CHALLENGE
Rewrite the rows from the start through the line containing "source-label: 来源：科e互联 [70, 516, 150, 530]", inclusive, changing every "member-name" to "member-label" and leaving all else unchanged.

LISTED ENTRIES

____

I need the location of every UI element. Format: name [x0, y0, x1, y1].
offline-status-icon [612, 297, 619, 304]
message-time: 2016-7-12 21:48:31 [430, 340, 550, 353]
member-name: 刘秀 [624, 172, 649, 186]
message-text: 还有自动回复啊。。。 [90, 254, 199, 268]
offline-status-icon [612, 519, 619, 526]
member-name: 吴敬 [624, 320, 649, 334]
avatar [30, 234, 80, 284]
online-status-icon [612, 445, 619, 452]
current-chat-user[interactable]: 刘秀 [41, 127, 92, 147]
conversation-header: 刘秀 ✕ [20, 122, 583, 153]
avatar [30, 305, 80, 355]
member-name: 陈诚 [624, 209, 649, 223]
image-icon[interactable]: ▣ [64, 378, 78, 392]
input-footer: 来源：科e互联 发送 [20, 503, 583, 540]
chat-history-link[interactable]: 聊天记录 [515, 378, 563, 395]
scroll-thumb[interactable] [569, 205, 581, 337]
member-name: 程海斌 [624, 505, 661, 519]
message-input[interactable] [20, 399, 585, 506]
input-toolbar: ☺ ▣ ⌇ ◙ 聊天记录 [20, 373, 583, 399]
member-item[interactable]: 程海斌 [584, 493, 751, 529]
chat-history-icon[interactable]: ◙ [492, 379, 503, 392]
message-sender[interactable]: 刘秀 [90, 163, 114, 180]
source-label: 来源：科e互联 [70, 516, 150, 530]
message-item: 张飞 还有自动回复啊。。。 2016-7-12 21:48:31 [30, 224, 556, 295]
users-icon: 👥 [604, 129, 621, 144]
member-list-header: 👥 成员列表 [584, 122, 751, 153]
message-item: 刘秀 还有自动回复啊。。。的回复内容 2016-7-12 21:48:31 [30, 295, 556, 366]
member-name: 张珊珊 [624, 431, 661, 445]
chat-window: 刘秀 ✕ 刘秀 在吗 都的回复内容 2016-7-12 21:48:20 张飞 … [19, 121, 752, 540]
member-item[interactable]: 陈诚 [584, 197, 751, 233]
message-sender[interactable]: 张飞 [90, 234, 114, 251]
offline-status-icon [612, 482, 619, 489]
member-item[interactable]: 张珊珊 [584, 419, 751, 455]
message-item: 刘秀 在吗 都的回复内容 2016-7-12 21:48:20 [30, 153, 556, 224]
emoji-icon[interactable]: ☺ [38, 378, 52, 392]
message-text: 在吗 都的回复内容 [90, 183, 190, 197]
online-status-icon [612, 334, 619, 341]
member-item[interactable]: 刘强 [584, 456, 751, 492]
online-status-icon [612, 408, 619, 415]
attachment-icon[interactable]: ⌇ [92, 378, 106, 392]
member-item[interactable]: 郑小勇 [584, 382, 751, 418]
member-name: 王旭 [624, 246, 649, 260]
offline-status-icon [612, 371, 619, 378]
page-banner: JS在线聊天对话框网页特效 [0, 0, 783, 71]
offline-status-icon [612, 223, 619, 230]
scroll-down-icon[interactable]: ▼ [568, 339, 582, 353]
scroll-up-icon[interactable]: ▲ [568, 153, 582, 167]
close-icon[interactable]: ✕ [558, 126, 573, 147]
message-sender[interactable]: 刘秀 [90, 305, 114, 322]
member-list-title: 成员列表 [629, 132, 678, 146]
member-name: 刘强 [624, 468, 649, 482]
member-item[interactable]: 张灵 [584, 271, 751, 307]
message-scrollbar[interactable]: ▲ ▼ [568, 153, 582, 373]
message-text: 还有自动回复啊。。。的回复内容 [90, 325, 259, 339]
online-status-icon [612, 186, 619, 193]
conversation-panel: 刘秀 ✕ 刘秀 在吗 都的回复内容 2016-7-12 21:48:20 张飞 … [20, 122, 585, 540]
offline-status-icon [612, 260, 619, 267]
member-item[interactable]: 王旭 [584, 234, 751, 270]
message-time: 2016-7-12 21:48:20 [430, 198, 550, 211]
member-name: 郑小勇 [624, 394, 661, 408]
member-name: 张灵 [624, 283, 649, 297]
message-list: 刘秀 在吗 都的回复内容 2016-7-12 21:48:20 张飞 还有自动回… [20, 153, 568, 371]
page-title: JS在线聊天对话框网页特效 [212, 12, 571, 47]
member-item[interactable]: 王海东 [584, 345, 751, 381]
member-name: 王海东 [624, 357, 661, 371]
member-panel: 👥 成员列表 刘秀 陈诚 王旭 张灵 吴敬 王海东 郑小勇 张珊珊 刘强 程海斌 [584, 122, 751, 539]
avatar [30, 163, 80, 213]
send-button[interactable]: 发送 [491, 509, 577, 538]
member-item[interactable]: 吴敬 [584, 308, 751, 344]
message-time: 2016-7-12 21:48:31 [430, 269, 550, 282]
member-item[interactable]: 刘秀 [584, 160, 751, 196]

____

OUTPUT
I need the location of every UI element. Format: name [x0, y0, x1, y1].
offline-status-icon [612, 297, 619, 304]
message-time: 2016-7-12 21:48:31 [430, 340, 550, 353]
member-label: 刘秀 [624, 172, 649, 186]
message-text: 还有自动回复啊。。。 [90, 254, 199, 268]
offline-status-icon [612, 519, 619, 526]
member-label: 吴敬 [624, 320, 649, 334]
avatar [30, 234, 80, 284]
online-status-icon [612, 445, 619, 452]
current-chat-user[interactable]: 刘秀 [41, 127, 92, 147]
conversation-header: 刘秀 ✕ [20, 122, 583, 153]
avatar [30, 305, 80, 355]
member-label: 陈诚 [624, 209, 649, 223]
image-icon[interactable]: ▣ [64, 378, 78, 392]
input-footer: 来源：科e互联 发送 [20, 503, 583, 540]
chat-history-link[interactable]: 聊天记录 [515, 378, 563, 395]
scroll-thumb[interactable] [569, 205, 581, 337]
member-label: 程海斌 [624, 505, 661, 519]
message-input[interactable] [20, 399, 585, 506]
input-toolbar: ☺ ▣ ⌇ ◙ 聊天记录 [20, 373, 583, 399]
member-item[interactable]: 程海斌 [584, 493, 751, 529]
chat-history-icon[interactable]: ◙ [492, 379, 503, 392]
message-sender[interactable]: 刘秀 [90, 163, 114, 180]
source-label: 来源：科e互联 [70, 516, 150, 530]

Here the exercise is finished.